- [Exercise instructions] Select all lines with the string "services" in them, and copy those lines.

※

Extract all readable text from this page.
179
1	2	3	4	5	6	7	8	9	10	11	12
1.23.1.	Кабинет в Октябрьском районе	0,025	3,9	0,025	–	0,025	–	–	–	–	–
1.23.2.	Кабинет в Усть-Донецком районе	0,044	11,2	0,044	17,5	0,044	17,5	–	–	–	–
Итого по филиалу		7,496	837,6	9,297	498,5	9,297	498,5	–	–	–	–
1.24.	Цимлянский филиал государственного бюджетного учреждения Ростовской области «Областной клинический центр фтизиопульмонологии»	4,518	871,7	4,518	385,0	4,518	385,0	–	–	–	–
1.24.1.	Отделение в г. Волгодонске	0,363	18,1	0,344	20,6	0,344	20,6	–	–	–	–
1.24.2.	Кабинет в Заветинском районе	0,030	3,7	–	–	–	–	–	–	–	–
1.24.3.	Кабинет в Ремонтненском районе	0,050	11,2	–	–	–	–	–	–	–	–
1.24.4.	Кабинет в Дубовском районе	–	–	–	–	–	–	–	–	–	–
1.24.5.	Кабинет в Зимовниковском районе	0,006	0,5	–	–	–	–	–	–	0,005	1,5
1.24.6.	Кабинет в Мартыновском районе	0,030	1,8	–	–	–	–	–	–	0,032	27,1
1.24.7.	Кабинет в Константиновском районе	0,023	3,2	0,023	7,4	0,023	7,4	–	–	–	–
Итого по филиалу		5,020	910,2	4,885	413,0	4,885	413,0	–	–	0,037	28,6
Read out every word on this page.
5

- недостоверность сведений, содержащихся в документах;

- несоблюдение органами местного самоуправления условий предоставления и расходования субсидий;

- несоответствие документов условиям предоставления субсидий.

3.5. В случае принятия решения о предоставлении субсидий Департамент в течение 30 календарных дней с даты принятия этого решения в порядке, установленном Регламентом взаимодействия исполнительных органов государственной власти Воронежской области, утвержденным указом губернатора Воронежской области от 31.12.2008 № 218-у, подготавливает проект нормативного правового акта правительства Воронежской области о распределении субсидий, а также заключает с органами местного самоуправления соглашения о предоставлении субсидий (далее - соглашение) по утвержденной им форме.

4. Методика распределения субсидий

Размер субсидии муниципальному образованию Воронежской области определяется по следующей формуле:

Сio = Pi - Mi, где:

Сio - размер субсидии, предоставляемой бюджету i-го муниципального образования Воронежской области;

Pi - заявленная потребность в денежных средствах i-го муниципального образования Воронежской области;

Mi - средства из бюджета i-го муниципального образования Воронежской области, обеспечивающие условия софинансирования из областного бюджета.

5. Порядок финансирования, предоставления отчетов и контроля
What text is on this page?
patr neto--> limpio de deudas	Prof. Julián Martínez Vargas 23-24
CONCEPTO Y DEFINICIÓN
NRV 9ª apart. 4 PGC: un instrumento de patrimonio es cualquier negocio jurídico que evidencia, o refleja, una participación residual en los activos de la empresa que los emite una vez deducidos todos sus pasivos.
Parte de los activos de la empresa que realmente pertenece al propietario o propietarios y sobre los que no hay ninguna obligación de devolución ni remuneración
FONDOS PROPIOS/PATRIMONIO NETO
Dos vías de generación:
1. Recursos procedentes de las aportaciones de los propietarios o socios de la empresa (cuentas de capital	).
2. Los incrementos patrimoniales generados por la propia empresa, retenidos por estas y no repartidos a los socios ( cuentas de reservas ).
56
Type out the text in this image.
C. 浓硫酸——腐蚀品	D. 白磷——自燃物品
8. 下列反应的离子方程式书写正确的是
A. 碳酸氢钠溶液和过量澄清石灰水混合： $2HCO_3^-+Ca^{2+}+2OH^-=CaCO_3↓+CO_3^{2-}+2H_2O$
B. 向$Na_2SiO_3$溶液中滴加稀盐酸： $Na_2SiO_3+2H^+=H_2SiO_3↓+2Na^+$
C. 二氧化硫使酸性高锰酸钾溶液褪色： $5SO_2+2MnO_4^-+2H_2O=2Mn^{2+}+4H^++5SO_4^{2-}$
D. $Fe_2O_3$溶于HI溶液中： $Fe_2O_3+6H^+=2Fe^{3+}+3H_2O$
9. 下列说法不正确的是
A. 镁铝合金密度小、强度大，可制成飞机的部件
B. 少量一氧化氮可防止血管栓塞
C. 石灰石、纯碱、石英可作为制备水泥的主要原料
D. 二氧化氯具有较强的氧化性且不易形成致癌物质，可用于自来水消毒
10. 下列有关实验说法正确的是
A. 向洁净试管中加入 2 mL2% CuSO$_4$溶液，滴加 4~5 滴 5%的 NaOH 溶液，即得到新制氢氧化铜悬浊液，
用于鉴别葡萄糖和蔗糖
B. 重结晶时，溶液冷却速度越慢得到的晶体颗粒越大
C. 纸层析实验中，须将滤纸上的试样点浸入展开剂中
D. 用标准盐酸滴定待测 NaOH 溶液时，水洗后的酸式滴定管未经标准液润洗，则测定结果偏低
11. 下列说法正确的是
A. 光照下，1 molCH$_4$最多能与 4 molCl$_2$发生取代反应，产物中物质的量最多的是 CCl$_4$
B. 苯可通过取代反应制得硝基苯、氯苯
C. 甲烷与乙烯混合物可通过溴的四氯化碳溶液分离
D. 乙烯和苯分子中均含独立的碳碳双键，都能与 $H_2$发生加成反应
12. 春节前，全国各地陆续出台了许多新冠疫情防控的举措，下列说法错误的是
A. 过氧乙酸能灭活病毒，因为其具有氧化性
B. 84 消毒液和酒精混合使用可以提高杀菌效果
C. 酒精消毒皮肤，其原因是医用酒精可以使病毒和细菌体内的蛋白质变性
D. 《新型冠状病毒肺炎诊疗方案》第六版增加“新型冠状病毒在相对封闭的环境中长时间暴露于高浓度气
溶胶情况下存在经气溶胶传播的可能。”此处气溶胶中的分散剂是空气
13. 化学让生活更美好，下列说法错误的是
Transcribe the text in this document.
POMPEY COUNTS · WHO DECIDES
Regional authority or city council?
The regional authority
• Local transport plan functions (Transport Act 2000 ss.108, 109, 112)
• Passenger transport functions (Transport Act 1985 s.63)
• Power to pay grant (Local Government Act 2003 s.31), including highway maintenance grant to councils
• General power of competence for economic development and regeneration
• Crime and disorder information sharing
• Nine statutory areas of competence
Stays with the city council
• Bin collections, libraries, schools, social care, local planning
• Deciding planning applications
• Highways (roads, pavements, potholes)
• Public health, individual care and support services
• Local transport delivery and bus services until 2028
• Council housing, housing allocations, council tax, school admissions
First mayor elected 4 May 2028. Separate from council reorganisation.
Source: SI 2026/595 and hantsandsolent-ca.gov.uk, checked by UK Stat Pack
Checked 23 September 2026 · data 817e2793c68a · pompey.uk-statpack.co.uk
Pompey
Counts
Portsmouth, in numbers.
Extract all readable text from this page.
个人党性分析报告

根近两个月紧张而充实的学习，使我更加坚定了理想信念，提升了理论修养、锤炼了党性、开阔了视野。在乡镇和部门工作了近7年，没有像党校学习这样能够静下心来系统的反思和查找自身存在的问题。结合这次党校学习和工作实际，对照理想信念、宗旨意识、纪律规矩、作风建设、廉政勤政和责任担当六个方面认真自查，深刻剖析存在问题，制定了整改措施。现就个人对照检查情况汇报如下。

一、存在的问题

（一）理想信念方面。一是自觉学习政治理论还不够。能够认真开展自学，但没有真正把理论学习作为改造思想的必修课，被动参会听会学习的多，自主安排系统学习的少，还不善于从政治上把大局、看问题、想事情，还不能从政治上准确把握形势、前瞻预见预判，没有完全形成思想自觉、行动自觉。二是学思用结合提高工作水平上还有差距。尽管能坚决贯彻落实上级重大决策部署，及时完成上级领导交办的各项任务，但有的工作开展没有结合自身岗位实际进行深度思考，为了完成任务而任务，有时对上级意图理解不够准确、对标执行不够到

※

- [The answer]
• Public health, individual care and support services
• Local transport delivery and bus services until 2028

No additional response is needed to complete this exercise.